Copy everything in the listing below word for word, apart from any images.

[Begin Material for this exercise]

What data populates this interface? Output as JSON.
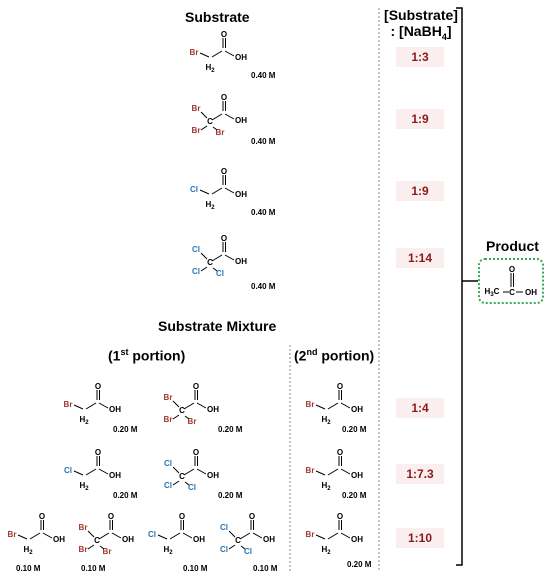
{
  "headers": {
    "substrate": "Substrate",
    "mixture": "Substrate Mixture",
    "portion1_pre": "(1",
    "portion1_sup": "st",
    "portion1_post": " portion)",
    "portion2_pre": "(2",
    "portion2_sup": "nd",
    "portion2_post": " portion)",
    "ratio_line1": "[Substrate]",
    "ratio_line2_pre": ": [NaBH",
    "ratio_line2_sub": "4",
    "ratio_line2_post": "]",
    "product": "Product"
  },
  "concentrations": {
    "single": "0.40 M",
    "pair": "0.20 M",
    "quad": "0.10 M"
  },
  "ratios": [
    "1:3",
    "1:9",
    "1:9",
    "1:14",
    "1:4",
    "1:7.3",
    "1:10"
  ],
  "atoms": {
    "br": "Br",
    "cl": "Cl",
    "c": "C",
    "o": "O",
    "oh": "OH",
    "h": "H",
    "h_sub": "2",
    "h3_sub": "3"
  },
  "colors": {
    "bromine": "#a0382c",
    "chlorine": "#2a74b8",
    "ratio_text": "#8b1a1a",
    "ratio_bg": "#fbeeee",
    "product_border": "#3aa857"
  }
}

[End Material for this exercise]

*Finished answer*
What data populates this interface? Output as JSON.
{
  "headers": {
    "substrate": "Substrate",
    "mixture": "Substrate Mixture",
    "portion1_pre": "(1",
    "portion1_sup": "st",
    "portion1_post": " portion)",
    "portion2_pre": "(2",
    "portion2_sup": "nd",
    "portion2_post": " portion)",
    "ratio_line1": "[Substrate]",
    "ratio_line2_pre": ": [NaBH",
    "ratio_line2_sub": "4",
    "ratio_line2_post": "]",
    "product": "Product"
  },
  "concentrations": {
    "single": "0.40 M",
    "pair": "0.20 M",
    "quad": "0.10 M"
  },
  "ratios": [
    "1:3",
    "1:9",
    "1:9",
    "1:14",
    "1:4",
    "1:7.3",
    "1:10"
  ],
  "atoms": {
    "br": "Br",
    "cl": "Cl",
    "c": "C",
    "o": "O",
    "oh": "OH",
    "h": "H",
    "h_sub": "2",
    "h3_sub": "3"
  },
  "colors": {
    "bromine": "#a0382c",
    "chlorine": "#2a74b8",
    "ratio_text": "#8b1a1a",
    "ratio_bg": "#fbeeee",
    "product_border": "#3aa857"
  }
}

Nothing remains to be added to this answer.